Print the whole listing exactly.

*EXERCISE MATERIAL*:
= = = = = = =
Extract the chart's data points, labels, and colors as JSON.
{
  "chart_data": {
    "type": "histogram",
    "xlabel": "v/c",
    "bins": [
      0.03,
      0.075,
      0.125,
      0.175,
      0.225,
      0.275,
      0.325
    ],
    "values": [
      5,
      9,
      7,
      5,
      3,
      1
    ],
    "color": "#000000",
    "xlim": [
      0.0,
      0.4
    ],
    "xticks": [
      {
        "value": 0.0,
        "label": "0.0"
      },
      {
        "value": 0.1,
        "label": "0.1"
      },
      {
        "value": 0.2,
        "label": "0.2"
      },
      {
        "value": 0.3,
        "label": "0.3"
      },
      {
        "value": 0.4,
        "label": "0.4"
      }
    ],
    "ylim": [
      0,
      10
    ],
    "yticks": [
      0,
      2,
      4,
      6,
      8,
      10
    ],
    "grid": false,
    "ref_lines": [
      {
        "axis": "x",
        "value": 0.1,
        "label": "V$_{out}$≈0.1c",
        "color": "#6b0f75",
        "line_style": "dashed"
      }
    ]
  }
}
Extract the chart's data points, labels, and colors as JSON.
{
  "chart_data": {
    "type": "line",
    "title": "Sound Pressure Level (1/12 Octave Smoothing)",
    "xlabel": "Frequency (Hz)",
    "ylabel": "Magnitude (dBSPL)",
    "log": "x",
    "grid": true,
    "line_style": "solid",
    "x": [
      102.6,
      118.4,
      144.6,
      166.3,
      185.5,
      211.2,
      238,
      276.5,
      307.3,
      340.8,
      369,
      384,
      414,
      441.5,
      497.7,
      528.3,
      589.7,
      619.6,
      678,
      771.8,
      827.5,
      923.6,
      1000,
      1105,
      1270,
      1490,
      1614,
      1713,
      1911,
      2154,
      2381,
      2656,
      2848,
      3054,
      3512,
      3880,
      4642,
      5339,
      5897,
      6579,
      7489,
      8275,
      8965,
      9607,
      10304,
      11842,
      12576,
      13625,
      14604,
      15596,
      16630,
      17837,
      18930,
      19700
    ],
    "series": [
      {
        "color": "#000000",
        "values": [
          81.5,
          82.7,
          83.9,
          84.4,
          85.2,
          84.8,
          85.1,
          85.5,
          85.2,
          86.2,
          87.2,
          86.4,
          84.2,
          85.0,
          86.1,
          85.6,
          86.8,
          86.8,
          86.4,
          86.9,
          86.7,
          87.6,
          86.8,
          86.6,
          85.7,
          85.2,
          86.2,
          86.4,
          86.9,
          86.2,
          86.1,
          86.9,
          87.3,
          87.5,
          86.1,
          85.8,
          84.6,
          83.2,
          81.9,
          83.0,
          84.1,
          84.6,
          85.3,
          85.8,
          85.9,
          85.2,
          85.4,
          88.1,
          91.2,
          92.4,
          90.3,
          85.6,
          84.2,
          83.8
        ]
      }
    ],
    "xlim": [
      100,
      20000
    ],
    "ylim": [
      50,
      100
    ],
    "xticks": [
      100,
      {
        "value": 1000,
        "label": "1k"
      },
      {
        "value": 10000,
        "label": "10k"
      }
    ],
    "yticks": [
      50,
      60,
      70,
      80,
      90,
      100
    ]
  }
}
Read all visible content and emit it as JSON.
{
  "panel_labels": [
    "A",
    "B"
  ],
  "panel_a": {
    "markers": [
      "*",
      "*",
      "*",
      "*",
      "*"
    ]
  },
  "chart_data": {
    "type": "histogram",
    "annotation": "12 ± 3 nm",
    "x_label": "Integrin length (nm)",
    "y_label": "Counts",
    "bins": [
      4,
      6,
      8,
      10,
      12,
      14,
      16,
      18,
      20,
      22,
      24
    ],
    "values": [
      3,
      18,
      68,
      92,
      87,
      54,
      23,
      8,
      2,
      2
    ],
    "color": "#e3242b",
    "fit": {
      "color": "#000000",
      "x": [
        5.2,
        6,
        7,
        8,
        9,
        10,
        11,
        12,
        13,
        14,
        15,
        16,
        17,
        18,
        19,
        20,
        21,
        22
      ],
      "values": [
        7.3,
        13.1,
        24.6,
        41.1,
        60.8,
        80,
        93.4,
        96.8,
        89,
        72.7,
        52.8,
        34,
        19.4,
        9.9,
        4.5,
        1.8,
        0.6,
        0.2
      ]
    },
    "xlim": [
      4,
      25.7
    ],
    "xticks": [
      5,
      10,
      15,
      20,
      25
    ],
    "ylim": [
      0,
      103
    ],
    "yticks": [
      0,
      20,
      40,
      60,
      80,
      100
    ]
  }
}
= = = = = = =
*SOLVED PROBLEM*:
Extract the chart's data points, labels, and colors as JSON.
{
  "chart_data": {
    "type": "histogram",
    "xlabel": "v/c",
    "bins": [
      0.03,
      0.075,
      0.125,
      0.175,
      0.225,
      0.275,
      0.325
    ],
    "values": [
      5,
      9,
      7,
      5,
      3,
      1
    ],
    "color": "#000000",
    "xlim": [
      0.0,
      0.4
    ],
    "xticks": [
      {
        "value": 0.0,
        "label": "0.0"
      },
      {
        "value": 0.1,
        "label": "0.1"
      },
      {
        "value": 0.2,
        "label": "0.2"
      },
      {
        "value": 0.3,
        "label": "0.3"
      },
      {
        "value": 0.4,
        "label": "0.4"
      }
    ],
    "ylim": [
      0,
      10
    ],
    "yticks": [
      0,
      2,
      4,
      6,
      8,
      10
    ],
    "grid": false,
    "ref_lines": [
      {
        "axis": "x",
        "value": 0.1,
        "label": "V$_{out}$≈0.1c",
        "color": "#6b0f75",
        "line_style": "dashed"
      }
    ]
  }
}
Extract the chart's data points, labels, and colors as JSON.
{
  "chart_data": {
    "type": "line",
    "title": "Sound Pressure Level (1/12 Octave Smoothing)",
    "xlabel": "Frequency (Hz)",
    "ylabel": "Magnitude (dBSPL)",
    "log": "x",
    "grid": true,
    "line_style": "solid",
    "x": [
      102.6,
      118.4,
      144.6,
      166.3,
      185.5,
      211.2,
      238,
      276.5,
      307.3,
      340.8,
      369,
      384,
      414,
      441.5,
      497.7,
      528.3,
      589.7,
      619.6,
      678,
      771.8,
      827.5,
      923.6,
      1000,
      1105,
      1270,
      1490,
      1614,
      1713,
      1911,
      2154,
      2381,
      2656,
      2848,
      3054,
      3512,
      3880,
      4642,
      5339,
      5897,
      6579,
      7489,
      8275,
      8965,
      9607,
      10304,
      11842,
      12576,
      13625,
      14604,
      15596,
      16630,
      17837,
      18930,
      19700
    ],
    "series": [
      {
        "color": "#000000",
        "values": [
          81.5,
          82.7,
          83.9,
          84.4,
          85.2,
          84.8,
          85.1,
          85.5,
          85.2,
          86.2,
          87.2,
          86.4,
          84.2,
          85.0,
          86.1,
          85.6,
          86.8,
          86.8,
          86.4,
          86.9,
          86.7,
          87.6,
          86.8,
          86.6,
          85.7,
          85.2,
          86.2,
          86.4,
          86.9,
          86.2,
          86.1,
          86.9,
          87.3,
          87.5,
          86.1,
          85.8,
          84.6,
          83.2,
          81.9,
          83.0,
          84.1,
          84.6,
          85.3,
          85.8,
          85.9,
          85.2,
          85.4,
          88.1,
          91.2,
          92.4,
          90.3,
          85.6,
          84.2,
          83.8
        ]
      }
    ],
    "xlim": [
      100,
      20000
    ],
    "ylim": [
      50,
      100
    ],
    "xticks": [
      100,
      {
        "value": 1000,
        "label": "1k"
      },
      {
        "value": 10000,
        "label": "10k"
      }
    ],
    "yticks": [
      50,
      60,
      70,
      80,
      90,
      100
    ]
  }
}
Read all visible content and emit it as JSON.
{
  "panel_labels": [
    "A",
    "B"
  ],
  "panel_a": {
    "markers": [
      "*",
      "*",
      "*",
      "*",
      "*"
    ]
  },
  "chart_data": {
    "type": "histogram",
    "annotation": "12 ± 3 nm",
    "x_label": "Integrin length (nm)",
    "y_label": "Counts",
    "bins": [
      4,
      6,
      8,
      10,
      12,
      14,
      16,
      18,
      20,
      22,
      24
    ],
    "values": [
      3,
      18,
      68,
      92,
      87,
      54,
      23,
      8,
      2,
      2
    ],
    "color": "#e3242b",
    "fit": {
      "color": "#000000",
      "x": [
        5.2,
        6,
        7,
        8,
        9,
        10,
        11,
        12,
        13,
        14,
        15,
        16,
        17,
        18,
        19,
        20,
        21,
        22
      ],
      "values": [
        7.3,
        13.1,
        24.6,
        41.1,
        60.8,
        80,
        93.4,
        96.8,
        89,
        72.7,
        52.8,
        34,
        19.4,
        9.9,
        4.5,
        1.8,
        0.6,
        0.2
      ]
    },
    "xlim": [
      4,
      25.7
    ],
    "xticks": [
      5,
      10,
      15,
      20,
      25
    ],
    "ylim": [
      0,
      103
    ],
    "yticks": [
      0,
      20,
      40,
      60,
      80,
      100
    ]
  }
}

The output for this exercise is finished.